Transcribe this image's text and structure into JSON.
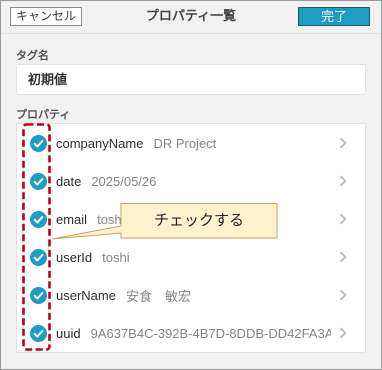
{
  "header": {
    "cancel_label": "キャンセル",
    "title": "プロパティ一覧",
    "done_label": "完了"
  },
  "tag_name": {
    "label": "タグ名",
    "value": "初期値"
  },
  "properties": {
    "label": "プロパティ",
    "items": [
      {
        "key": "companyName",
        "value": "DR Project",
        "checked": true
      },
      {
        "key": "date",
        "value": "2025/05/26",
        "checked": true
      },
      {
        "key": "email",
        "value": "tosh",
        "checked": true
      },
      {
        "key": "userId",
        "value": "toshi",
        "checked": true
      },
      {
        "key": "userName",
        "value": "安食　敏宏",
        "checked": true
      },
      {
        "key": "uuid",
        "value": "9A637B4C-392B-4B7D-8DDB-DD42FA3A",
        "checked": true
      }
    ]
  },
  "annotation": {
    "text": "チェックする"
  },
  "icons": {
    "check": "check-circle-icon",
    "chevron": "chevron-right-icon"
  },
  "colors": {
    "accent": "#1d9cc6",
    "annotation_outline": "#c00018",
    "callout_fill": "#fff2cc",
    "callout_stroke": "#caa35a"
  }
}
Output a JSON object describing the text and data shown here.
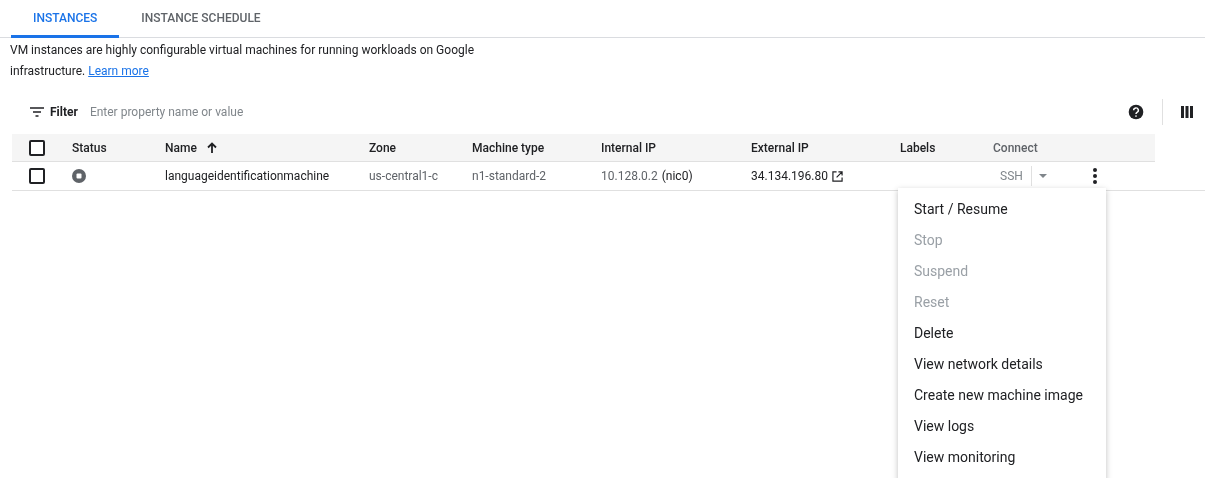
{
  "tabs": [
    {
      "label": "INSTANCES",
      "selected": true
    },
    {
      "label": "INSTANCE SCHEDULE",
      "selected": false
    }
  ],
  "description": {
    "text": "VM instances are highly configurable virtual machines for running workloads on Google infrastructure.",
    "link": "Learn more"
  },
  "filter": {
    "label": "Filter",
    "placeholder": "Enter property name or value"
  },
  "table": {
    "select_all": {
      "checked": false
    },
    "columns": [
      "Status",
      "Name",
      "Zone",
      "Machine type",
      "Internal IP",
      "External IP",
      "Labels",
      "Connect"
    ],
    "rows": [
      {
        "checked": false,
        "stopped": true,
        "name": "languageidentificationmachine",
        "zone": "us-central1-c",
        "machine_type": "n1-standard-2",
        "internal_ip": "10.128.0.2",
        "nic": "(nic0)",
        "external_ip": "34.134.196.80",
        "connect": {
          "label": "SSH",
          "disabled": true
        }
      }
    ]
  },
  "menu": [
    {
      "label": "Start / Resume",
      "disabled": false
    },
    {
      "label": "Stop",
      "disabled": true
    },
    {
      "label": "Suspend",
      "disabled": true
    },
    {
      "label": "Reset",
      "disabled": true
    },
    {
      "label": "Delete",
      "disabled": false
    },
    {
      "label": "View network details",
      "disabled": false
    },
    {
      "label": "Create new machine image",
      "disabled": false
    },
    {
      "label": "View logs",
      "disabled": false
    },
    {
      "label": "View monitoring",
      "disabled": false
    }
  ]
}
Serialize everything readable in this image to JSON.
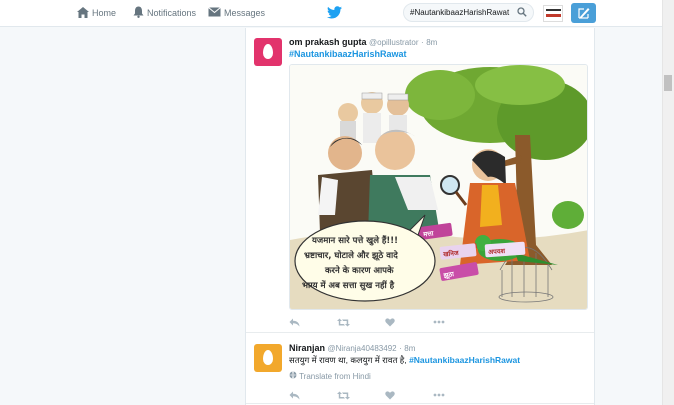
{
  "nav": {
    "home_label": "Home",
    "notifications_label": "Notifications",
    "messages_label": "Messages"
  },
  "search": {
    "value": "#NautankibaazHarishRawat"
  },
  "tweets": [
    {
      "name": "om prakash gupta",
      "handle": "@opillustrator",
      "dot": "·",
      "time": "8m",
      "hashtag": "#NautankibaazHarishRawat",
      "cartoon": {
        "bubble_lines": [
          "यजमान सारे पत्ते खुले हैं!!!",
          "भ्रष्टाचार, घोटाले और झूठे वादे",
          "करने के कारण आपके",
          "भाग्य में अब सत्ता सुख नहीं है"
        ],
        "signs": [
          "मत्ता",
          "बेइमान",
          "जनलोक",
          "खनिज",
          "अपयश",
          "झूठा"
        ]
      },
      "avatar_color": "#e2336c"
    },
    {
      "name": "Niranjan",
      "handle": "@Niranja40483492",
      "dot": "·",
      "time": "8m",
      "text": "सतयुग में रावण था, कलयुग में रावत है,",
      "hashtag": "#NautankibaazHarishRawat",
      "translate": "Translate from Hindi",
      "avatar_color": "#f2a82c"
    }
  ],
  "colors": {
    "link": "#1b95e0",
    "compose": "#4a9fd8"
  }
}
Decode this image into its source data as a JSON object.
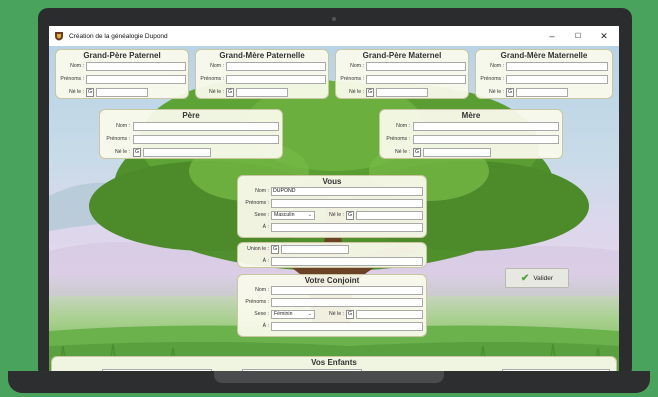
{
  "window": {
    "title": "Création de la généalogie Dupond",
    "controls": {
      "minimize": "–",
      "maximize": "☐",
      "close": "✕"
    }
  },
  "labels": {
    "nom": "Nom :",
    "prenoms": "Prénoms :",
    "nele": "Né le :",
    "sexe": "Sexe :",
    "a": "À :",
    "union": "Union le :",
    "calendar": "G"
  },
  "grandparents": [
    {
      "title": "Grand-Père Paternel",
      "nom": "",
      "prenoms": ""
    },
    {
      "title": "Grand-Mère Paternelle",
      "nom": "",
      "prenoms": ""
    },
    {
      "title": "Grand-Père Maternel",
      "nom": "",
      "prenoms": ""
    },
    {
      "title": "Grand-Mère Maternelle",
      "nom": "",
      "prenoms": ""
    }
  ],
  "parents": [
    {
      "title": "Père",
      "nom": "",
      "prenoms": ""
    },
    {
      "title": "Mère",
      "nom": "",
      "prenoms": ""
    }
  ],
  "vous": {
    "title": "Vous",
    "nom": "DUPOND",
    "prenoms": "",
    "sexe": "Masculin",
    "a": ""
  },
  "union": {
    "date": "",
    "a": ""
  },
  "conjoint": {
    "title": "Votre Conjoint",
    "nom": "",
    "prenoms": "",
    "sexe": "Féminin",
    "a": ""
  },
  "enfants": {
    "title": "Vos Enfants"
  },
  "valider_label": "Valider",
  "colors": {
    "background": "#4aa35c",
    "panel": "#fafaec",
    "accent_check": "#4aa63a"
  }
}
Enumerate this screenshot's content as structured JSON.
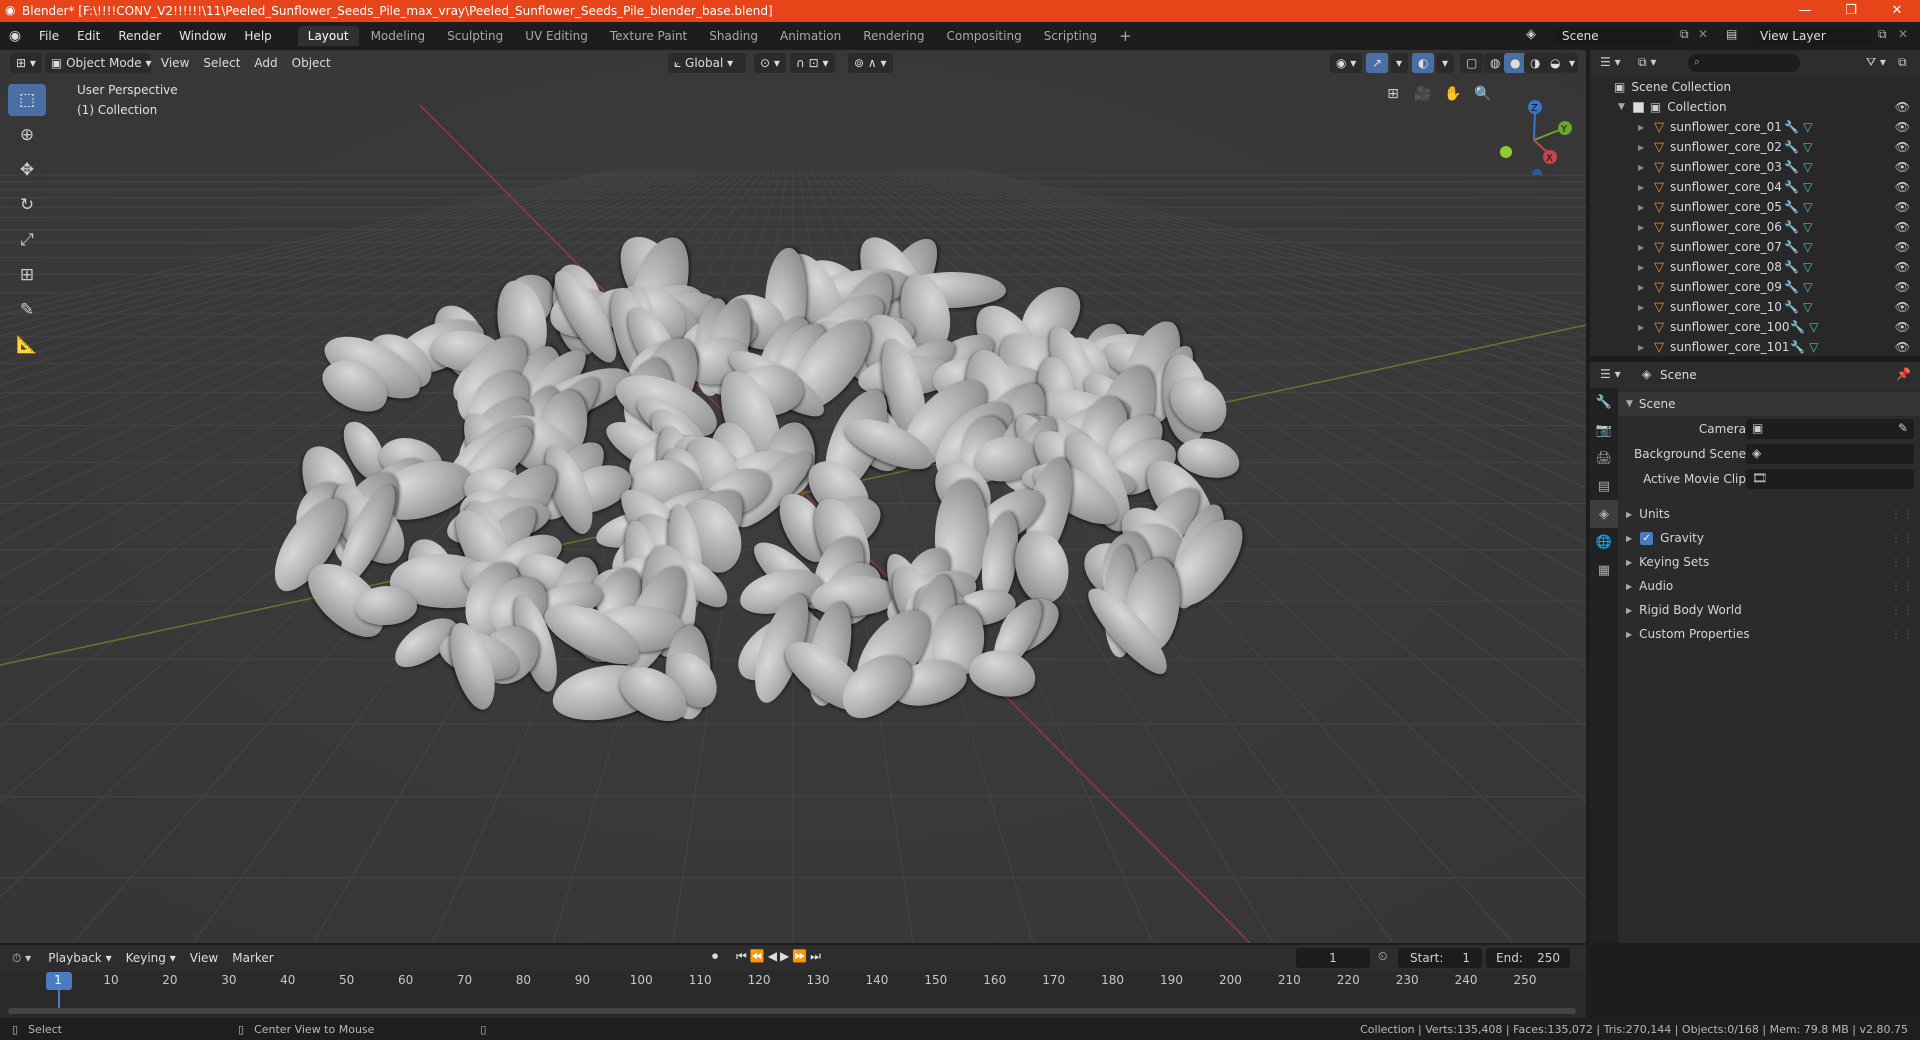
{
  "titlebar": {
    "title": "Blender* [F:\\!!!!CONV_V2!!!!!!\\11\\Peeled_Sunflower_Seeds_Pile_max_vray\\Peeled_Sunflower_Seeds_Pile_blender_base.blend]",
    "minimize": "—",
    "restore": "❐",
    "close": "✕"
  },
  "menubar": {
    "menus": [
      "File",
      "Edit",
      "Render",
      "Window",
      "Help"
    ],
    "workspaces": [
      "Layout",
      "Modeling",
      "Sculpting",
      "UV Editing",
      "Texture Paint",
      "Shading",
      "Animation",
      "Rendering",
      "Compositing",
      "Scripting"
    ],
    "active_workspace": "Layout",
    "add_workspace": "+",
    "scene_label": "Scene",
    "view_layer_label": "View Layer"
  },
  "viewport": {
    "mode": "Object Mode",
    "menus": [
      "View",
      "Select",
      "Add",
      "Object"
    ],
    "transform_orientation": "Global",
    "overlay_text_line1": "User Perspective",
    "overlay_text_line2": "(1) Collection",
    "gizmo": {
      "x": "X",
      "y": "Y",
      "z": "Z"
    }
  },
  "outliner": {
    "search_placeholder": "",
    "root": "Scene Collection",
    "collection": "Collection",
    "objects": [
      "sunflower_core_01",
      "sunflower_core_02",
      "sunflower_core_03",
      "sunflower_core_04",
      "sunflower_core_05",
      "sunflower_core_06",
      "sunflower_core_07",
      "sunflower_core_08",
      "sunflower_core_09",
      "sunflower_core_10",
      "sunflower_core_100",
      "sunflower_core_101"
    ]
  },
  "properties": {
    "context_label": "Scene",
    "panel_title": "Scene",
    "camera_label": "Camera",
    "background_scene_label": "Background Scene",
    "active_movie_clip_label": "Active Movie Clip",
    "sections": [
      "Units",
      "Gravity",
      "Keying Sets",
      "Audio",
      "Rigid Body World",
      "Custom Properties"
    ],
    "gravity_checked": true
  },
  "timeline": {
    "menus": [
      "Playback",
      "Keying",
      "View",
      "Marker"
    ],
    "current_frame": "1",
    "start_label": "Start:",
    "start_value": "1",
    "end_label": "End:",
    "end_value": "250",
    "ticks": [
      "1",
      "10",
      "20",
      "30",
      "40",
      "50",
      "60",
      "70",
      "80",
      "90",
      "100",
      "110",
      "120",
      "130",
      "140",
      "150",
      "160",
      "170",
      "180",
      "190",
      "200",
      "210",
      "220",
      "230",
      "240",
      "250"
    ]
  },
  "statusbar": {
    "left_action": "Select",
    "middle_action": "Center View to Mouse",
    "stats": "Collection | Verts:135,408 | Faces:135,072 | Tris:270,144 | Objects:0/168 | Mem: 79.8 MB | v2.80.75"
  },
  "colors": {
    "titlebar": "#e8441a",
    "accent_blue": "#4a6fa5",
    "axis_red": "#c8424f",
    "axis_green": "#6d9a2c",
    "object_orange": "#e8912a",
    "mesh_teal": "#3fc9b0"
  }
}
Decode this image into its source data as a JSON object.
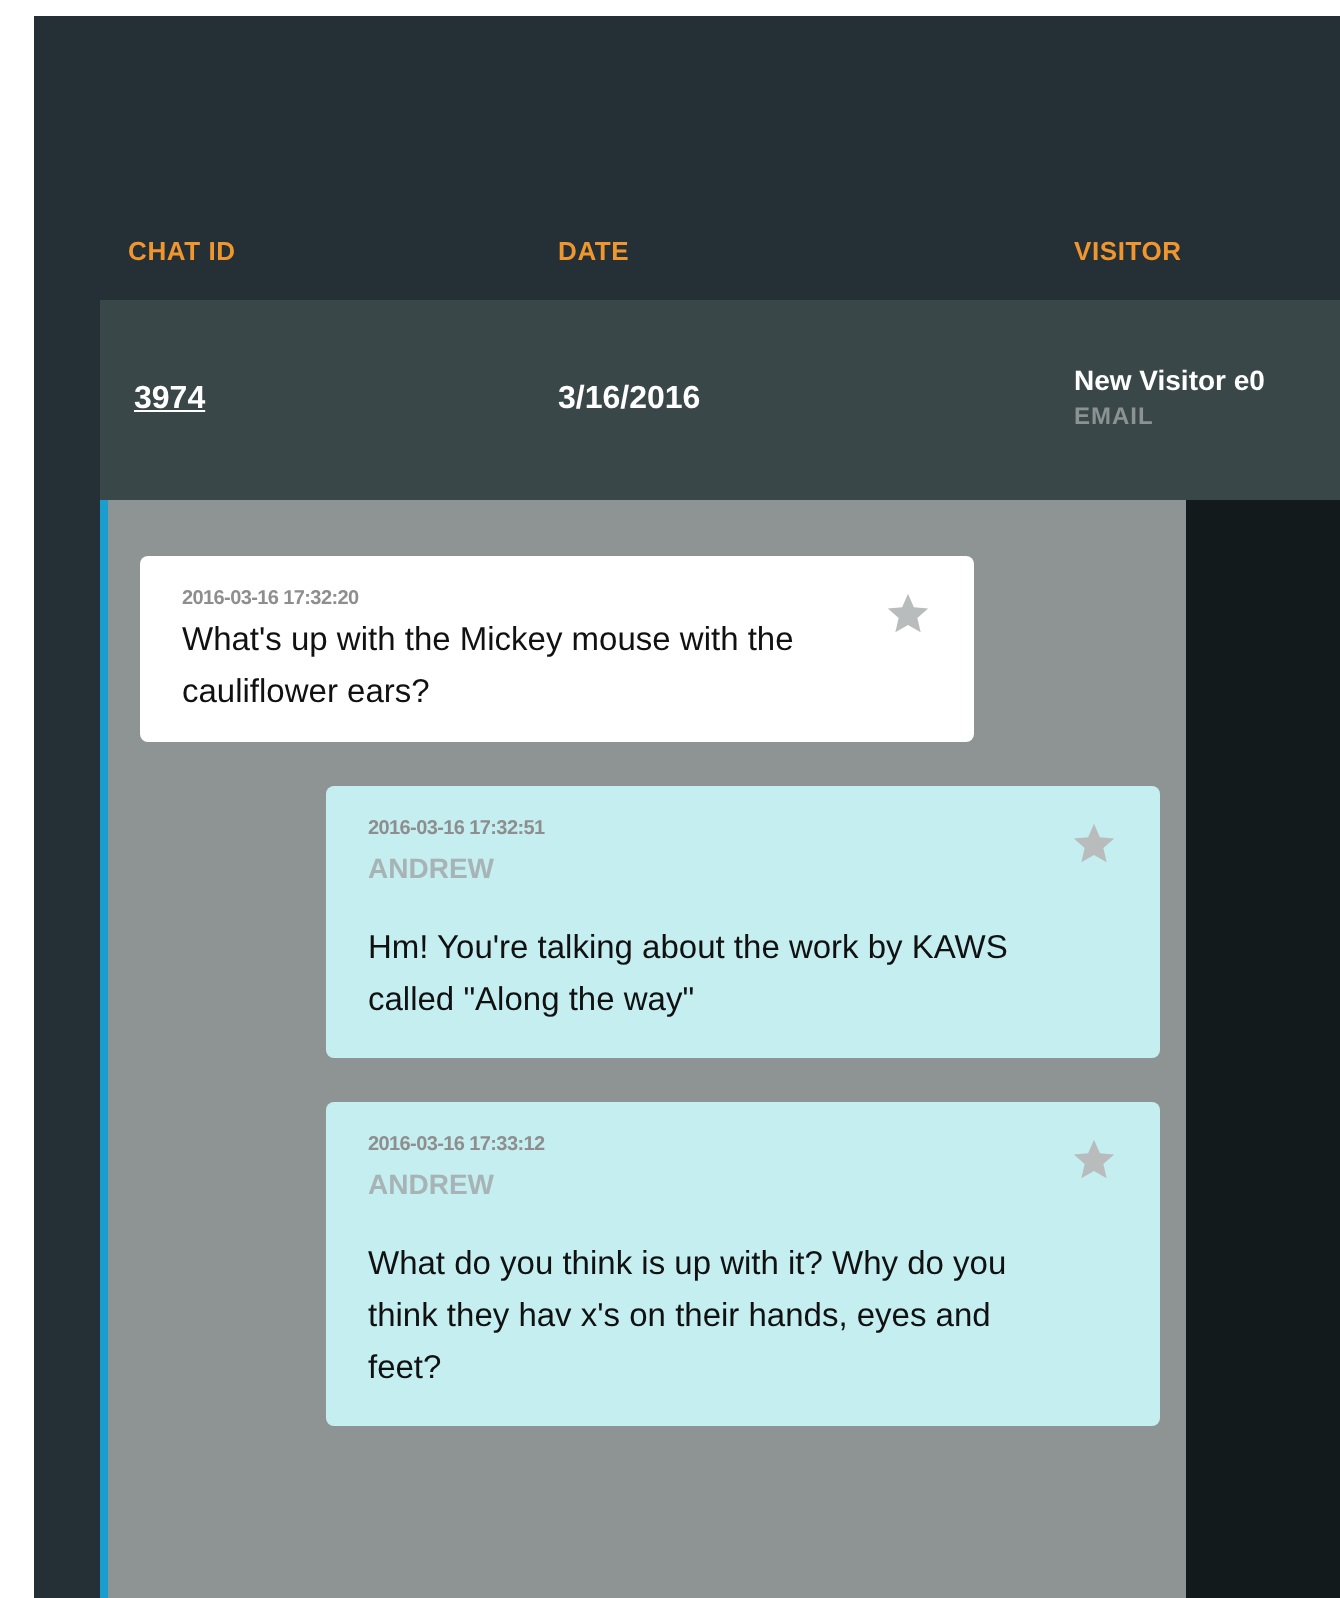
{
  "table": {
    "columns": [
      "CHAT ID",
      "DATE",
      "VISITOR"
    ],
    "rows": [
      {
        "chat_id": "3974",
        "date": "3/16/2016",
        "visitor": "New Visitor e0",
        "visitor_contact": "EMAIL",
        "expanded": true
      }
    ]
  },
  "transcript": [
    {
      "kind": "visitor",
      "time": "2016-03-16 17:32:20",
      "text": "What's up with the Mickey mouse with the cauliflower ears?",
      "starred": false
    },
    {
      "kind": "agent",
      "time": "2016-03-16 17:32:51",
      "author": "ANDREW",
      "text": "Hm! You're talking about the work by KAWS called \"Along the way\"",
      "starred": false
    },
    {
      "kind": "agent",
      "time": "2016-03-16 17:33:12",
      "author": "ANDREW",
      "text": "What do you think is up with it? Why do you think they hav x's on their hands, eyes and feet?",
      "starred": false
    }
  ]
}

* _Exercise_: Scan the listing above. Gather each line that contains the word "Père".

* _Response to the exercise_:
      "title": "Grand-Père Paternel",
      "title": "Grand-Père Maternel",
      "title": "Père",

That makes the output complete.